To be done » Check every line in the records below for the word "JSON" and report how many have it, nothing more.

╭─ Provided information

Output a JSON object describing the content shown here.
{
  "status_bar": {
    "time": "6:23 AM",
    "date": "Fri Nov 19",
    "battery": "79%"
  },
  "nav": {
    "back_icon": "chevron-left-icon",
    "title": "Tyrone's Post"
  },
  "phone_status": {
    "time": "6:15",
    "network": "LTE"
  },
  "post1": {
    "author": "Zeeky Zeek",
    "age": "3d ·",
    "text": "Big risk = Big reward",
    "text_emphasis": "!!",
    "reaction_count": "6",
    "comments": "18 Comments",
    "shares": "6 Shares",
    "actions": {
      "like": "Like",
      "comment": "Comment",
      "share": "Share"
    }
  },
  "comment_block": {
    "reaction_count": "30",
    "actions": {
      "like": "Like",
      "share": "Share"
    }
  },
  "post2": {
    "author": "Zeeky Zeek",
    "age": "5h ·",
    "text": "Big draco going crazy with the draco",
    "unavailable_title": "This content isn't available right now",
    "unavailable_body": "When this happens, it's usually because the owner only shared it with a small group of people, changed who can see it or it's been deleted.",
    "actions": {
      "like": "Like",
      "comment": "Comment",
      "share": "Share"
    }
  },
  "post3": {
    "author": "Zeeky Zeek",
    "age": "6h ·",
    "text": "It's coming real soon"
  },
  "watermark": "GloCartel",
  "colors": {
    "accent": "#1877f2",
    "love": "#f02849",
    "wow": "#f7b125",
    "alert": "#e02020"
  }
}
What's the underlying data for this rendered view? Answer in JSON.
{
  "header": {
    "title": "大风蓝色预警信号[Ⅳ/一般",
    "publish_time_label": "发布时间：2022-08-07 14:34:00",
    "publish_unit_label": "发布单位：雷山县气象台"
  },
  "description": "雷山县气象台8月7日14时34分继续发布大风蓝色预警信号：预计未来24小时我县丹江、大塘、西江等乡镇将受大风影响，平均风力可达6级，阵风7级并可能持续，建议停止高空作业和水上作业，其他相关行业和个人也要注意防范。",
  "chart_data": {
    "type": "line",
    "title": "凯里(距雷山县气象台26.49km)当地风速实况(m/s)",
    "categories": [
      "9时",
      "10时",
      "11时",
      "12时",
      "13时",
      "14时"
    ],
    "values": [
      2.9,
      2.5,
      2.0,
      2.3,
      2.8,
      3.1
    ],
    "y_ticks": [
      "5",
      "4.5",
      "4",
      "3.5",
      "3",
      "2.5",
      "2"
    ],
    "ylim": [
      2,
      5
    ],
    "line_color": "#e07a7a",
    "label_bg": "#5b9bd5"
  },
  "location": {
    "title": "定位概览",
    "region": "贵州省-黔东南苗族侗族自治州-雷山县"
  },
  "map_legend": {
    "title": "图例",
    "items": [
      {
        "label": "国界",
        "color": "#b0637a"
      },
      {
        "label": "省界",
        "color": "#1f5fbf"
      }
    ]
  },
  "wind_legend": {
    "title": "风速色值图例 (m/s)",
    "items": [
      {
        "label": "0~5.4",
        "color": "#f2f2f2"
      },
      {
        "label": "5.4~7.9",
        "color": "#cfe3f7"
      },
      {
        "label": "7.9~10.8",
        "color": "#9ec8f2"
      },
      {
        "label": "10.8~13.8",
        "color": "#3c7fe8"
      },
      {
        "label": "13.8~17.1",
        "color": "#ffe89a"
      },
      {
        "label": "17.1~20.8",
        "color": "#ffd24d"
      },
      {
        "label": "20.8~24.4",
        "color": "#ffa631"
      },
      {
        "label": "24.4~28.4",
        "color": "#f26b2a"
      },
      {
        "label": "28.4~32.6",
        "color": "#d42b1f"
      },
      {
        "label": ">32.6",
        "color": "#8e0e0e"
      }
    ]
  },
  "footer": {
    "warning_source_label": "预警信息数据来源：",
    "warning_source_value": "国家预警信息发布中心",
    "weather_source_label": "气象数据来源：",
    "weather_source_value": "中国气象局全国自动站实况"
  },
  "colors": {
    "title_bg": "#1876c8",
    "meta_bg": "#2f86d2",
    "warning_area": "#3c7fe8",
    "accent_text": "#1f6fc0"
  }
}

╰─

Result » 2